Lines of data:
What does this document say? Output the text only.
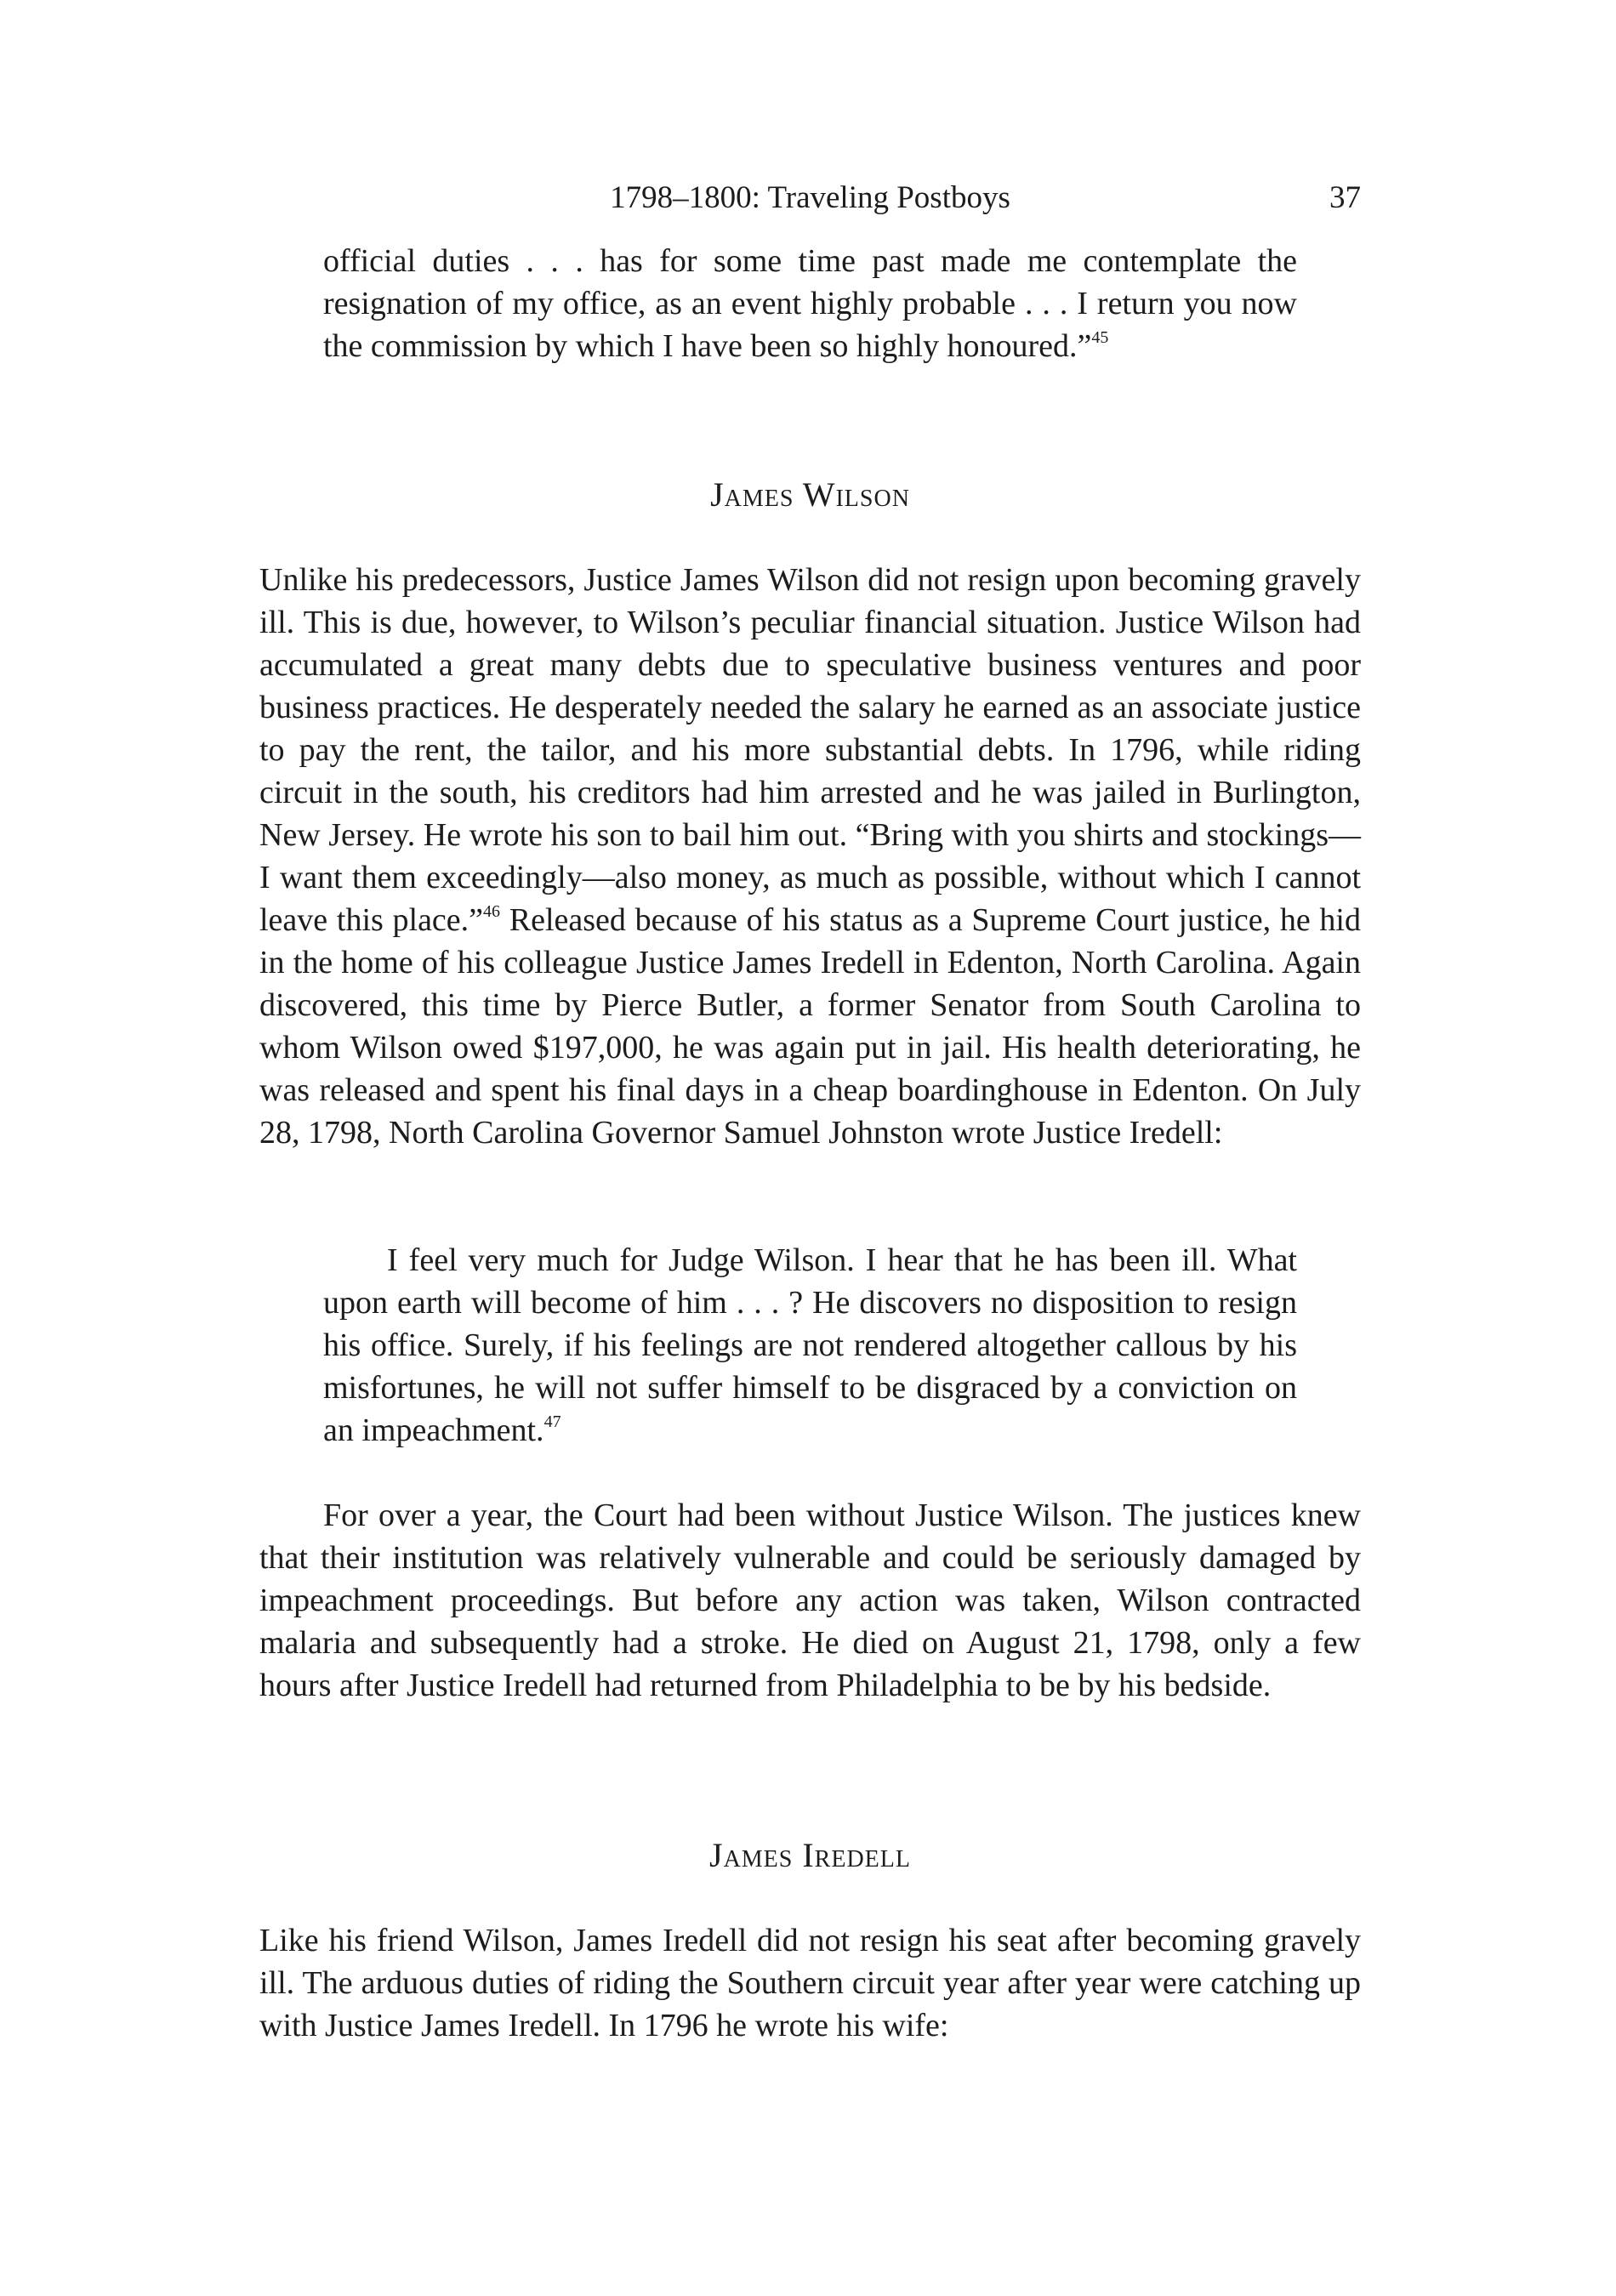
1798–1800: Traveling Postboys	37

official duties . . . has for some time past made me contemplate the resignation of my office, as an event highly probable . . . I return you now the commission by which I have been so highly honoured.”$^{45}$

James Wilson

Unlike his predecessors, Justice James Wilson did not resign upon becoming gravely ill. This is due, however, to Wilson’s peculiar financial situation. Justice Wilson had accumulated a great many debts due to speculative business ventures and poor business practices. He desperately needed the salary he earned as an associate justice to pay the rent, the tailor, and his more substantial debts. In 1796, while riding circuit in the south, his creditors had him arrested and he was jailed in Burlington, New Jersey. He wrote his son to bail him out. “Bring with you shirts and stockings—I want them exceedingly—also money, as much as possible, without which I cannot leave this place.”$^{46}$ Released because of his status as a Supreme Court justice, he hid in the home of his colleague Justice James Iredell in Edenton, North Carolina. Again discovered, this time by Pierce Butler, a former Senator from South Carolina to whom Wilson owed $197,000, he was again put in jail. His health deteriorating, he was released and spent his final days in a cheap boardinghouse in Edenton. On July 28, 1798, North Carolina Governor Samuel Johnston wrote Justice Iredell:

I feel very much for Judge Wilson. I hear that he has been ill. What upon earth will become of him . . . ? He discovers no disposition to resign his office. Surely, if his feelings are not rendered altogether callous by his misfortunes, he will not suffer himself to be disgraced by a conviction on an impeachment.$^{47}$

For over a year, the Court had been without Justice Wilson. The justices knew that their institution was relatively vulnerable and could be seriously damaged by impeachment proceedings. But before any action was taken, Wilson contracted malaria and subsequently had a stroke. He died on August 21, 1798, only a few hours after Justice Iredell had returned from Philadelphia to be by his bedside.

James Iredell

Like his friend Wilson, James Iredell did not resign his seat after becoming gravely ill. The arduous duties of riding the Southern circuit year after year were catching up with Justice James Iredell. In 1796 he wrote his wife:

Exercise description
Without the pictures, restate each entry exactly.

Solution to the problem
What does this document say? Output the text only.
1798–1800: Traveling Postboys	37

official duties . . . has for some time past made me contemplate the resignation of my office, as an event highly probable . . . I return you now the commission by which I have been so highly honoured.”$^{45}$

James Wilson

Unlike his predecessors, Justice James Wilson did not resign upon becoming gravely ill. This is due, however, to Wilson’s peculiar financial situation. Justice Wilson had accumulated a great many debts due to speculative business ventures and poor business practices. He desperately needed the salary he earned as an associate justice to pay the rent, the tailor, and his more substantial debts. In 1796, while riding circuit in the south, his creditors had him arrested and he was jailed in Burlington, New Jersey. He wrote his son to bail him out. “Bring with you shirts and stockings—I want them exceedingly—also money, as much as possible, without which I cannot leave this place.”$^{46}$ Released because of his status as a Supreme Court justice, he hid in the home of his colleague Justice James Iredell in Edenton, North Carolina. Again discovered, this time by Pierce Butler, a former Senator from South Carolina to whom Wilson owed $197,000, he was again put in jail. His health deteriorating, he was released and spent his final days in a cheap boardinghouse in Edenton. On July 28, 1798, North Carolina Governor Samuel Johnston wrote Justice Iredell:

I feel very much for Judge Wilson. I hear that he has been ill. What upon earth will become of him . . . ? He discovers no disposition to resign his office. Surely, if his feelings are not rendered altogether callous by his misfortunes, he will not suffer himself to be disgraced by a conviction on an impeachment.$^{47}$

For over a year, the Court had been without Justice Wilson. The justices knew that their institution was relatively vulnerable and could be seriously damaged by impeachment proceedings. But before any action was taken, Wilson contracted malaria and subsequently had a stroke. He died on August 21, 1798, only a few hours after Justice Iredell had returned from Philadelphia to be by his bedside.

James Iredell

Like his friend Wilson, James Iredell did not resign his seat after becoming gravely ill. The arduous duties of riding the Southern circuit year after year were catching up with Justice James Iredell. In 1796 he wrote his wife:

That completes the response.